> RAW RECORDS
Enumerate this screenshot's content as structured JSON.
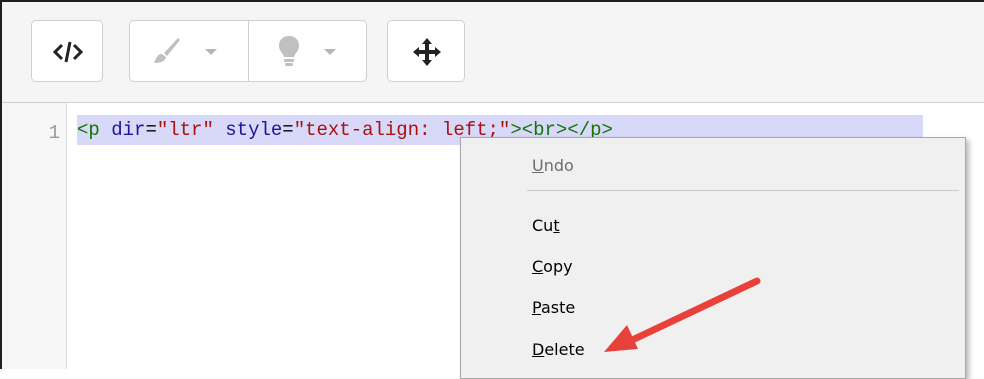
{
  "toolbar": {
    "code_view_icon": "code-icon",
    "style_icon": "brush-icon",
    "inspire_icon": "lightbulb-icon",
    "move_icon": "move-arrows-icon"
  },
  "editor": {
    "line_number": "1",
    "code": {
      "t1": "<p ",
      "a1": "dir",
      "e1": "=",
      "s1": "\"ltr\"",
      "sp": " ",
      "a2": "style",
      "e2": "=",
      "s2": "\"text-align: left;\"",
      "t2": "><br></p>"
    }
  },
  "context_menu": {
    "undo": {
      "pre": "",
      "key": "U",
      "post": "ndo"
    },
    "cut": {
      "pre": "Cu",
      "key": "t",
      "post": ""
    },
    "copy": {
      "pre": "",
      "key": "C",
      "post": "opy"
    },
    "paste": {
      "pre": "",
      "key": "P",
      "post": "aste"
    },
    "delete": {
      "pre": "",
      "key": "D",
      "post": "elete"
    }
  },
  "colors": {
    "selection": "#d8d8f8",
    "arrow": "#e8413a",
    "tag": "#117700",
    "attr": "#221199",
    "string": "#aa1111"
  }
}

> DESCRIPTION OF THE TASK
Scan the lines above for "icon", then copy every one that has it.

> SOLUTION TO THIS PROBLEM
    "code_view_icon": "code-icon",
    "style_icon": "brush-icon",
    "inspire_icon": "lightbulb-icon",
    "move_icon": "move-arrows-icon"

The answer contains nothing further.